#### STATED EXERCISE
Check every line below for the word "JSON" and copy the ones that have it.

-- Start of RECORDS SHOWN --

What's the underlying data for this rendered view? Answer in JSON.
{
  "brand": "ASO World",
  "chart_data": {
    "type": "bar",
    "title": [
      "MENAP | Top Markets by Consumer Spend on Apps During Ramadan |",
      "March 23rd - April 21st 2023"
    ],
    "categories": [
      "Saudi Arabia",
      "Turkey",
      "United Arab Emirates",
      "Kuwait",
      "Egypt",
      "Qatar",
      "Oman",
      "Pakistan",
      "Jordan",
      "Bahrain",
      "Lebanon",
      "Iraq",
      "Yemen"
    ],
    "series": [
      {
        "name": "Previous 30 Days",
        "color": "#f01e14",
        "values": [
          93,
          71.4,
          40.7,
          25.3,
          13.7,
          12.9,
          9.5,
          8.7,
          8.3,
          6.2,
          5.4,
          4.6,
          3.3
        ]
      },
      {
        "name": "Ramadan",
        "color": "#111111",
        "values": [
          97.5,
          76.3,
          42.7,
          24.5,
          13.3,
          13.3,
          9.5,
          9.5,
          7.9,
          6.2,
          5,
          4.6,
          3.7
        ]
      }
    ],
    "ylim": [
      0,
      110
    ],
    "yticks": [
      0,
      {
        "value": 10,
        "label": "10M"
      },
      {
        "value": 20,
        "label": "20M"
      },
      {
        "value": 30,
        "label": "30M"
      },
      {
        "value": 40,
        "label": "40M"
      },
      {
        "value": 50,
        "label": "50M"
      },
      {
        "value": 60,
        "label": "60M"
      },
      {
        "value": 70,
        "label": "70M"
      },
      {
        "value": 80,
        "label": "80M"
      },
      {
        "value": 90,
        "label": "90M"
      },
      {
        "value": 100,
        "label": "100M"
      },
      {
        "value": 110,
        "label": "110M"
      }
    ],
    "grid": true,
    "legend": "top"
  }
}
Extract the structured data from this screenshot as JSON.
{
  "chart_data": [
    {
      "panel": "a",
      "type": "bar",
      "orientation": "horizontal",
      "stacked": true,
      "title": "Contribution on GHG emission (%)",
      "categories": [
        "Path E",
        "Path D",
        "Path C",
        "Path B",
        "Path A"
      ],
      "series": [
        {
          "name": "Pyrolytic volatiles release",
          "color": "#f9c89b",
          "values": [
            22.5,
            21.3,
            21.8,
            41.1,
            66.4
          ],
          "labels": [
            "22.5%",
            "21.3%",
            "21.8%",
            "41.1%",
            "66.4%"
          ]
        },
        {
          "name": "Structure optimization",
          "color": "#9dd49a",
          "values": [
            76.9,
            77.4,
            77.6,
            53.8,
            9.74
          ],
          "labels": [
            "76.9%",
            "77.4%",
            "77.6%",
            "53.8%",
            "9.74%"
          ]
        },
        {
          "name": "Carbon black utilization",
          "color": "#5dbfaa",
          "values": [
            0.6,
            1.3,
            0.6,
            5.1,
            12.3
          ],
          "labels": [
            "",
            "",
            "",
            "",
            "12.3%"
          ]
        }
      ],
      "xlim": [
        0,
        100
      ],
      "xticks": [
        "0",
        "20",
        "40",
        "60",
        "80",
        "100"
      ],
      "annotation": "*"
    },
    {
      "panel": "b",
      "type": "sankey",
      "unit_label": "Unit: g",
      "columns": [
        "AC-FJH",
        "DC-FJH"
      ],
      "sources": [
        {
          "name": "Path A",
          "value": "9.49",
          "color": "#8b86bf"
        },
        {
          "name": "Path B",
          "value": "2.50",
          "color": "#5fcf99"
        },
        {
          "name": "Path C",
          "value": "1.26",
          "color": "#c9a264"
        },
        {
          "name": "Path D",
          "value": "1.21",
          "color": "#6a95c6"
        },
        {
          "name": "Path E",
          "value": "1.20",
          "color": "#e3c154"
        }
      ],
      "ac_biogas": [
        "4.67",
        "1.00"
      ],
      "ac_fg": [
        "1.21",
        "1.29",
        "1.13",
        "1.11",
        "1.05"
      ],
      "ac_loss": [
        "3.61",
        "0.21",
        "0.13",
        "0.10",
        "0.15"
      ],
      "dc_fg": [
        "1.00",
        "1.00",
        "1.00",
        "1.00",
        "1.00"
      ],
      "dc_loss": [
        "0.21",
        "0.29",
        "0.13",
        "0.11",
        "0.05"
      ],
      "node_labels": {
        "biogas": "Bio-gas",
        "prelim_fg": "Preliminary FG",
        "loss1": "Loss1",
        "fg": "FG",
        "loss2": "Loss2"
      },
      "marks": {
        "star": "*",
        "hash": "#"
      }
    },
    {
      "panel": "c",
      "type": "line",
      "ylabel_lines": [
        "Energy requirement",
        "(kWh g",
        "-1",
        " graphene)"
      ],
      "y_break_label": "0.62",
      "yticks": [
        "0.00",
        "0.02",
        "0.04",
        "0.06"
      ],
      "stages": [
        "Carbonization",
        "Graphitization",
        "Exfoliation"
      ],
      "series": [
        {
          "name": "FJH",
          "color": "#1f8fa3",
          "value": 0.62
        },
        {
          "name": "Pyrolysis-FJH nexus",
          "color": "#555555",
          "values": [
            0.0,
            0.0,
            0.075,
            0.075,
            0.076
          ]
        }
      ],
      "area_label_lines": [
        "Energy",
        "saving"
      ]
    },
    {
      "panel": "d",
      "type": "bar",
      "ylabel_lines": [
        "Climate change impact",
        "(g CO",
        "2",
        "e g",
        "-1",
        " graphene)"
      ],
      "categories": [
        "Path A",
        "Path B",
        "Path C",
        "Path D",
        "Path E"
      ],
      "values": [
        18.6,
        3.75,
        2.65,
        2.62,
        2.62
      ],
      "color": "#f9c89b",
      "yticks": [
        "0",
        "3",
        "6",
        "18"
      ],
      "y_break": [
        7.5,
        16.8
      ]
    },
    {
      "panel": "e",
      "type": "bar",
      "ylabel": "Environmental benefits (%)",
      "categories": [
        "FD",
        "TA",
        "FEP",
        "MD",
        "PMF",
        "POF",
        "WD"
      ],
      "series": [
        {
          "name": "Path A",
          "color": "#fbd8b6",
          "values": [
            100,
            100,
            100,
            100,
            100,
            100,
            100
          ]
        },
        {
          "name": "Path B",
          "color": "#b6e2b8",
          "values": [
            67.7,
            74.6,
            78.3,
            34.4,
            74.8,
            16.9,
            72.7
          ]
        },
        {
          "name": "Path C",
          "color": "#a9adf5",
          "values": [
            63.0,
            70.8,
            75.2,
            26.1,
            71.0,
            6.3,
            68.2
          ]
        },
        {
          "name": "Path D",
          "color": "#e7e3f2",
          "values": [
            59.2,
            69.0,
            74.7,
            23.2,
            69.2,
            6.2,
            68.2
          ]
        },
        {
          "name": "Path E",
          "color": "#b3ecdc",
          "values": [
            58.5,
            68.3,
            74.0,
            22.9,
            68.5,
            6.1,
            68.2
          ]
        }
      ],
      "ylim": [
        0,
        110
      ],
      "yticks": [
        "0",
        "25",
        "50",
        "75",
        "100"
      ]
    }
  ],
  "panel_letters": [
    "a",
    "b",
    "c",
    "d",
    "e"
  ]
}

-- End of RECORDS SHOWN --

#### COMPLETED TASK
What's the underlying data for this rendered view? Answer in JSON.
Extract the structured data from this screenshot as JSON.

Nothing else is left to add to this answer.